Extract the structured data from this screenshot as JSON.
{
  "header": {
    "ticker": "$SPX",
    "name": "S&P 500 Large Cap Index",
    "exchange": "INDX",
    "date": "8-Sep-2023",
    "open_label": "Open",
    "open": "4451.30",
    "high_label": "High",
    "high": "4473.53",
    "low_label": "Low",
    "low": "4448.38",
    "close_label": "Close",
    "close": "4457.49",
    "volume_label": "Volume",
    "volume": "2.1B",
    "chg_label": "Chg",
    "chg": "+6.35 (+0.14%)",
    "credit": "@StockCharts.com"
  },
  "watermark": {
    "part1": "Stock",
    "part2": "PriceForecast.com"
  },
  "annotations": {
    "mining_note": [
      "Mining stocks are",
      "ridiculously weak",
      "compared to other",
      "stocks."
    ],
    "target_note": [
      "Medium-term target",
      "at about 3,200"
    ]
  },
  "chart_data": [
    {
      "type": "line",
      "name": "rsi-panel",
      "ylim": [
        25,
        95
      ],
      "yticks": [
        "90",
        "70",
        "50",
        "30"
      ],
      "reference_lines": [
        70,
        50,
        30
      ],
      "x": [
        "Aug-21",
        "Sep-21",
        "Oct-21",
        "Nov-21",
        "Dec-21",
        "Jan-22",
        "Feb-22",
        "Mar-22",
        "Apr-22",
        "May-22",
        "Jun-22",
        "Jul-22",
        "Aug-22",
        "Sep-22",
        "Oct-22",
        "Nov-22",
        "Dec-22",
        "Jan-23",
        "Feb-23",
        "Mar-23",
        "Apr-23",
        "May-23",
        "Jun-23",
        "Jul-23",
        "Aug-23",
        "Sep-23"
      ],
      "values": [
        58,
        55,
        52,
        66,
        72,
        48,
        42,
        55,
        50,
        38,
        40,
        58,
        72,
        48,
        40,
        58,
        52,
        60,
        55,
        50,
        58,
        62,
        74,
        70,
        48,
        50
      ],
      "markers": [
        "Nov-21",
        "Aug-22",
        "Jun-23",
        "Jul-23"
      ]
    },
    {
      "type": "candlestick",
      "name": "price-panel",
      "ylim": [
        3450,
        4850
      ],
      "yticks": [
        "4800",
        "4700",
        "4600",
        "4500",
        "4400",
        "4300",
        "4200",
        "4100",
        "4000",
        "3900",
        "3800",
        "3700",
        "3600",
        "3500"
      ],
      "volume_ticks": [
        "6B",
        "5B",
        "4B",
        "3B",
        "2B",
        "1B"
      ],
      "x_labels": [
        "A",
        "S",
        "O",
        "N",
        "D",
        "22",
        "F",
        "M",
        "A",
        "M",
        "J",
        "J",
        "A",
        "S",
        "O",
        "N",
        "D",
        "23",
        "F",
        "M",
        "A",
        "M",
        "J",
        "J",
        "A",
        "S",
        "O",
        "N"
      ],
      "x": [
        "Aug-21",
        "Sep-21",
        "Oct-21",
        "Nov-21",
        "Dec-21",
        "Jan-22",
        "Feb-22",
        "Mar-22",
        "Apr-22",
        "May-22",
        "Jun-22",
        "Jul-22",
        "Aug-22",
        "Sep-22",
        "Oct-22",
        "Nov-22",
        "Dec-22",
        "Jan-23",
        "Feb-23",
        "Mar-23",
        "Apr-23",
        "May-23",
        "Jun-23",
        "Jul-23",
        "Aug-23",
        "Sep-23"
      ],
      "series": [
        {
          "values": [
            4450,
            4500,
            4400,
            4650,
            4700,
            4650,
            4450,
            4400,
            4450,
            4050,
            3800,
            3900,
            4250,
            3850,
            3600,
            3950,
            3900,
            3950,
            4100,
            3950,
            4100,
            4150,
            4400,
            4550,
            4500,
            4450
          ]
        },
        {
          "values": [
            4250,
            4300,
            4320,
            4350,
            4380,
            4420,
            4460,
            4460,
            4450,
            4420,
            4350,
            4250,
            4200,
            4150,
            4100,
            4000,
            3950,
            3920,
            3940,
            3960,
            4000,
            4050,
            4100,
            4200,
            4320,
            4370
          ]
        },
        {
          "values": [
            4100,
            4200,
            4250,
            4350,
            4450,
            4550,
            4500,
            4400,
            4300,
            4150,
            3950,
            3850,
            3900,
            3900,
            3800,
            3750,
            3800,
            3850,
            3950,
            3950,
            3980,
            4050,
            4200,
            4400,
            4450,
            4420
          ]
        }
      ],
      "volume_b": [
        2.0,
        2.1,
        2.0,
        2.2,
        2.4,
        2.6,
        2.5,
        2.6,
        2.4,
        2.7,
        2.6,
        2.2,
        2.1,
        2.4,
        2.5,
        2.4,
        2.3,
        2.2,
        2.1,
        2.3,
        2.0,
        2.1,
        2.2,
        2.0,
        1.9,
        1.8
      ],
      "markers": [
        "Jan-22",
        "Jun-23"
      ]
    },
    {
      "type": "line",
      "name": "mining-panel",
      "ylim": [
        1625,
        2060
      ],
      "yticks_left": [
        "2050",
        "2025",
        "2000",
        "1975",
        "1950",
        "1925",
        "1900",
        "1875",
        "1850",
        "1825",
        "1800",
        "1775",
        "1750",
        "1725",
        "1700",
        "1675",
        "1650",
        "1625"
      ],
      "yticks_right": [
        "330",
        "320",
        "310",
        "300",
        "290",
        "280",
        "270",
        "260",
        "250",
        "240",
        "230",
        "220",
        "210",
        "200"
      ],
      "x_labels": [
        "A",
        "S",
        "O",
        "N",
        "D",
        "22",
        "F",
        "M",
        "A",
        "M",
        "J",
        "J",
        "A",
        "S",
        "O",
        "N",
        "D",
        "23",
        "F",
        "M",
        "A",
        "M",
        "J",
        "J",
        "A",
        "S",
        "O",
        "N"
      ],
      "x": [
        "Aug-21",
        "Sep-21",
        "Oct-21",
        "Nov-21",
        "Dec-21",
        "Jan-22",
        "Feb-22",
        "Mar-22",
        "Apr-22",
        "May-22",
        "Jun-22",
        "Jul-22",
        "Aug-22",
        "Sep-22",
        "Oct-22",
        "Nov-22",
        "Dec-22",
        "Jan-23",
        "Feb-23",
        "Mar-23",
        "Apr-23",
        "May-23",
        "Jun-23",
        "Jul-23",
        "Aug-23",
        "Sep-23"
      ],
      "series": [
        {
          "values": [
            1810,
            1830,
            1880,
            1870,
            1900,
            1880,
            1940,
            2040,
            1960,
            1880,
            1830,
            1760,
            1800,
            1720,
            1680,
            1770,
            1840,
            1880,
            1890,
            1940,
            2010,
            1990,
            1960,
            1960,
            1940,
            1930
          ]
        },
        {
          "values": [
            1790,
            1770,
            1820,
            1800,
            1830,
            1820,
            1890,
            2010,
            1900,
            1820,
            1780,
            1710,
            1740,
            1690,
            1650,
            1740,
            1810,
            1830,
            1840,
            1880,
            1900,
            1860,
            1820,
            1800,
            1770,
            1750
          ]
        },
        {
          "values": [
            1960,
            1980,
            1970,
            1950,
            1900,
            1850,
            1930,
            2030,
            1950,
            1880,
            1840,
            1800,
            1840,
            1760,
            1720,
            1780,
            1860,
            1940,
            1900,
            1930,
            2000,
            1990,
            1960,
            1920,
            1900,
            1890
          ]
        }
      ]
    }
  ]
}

▶ What you need to do
Identify the lines of the entries containing the string "name". Copy each such line.

▶ Worked solution
    "name": "S&P 500 Large Cap Index",
      "name": "rsi-panel",
      "name": "price-panel",
      "name": "mining-panel",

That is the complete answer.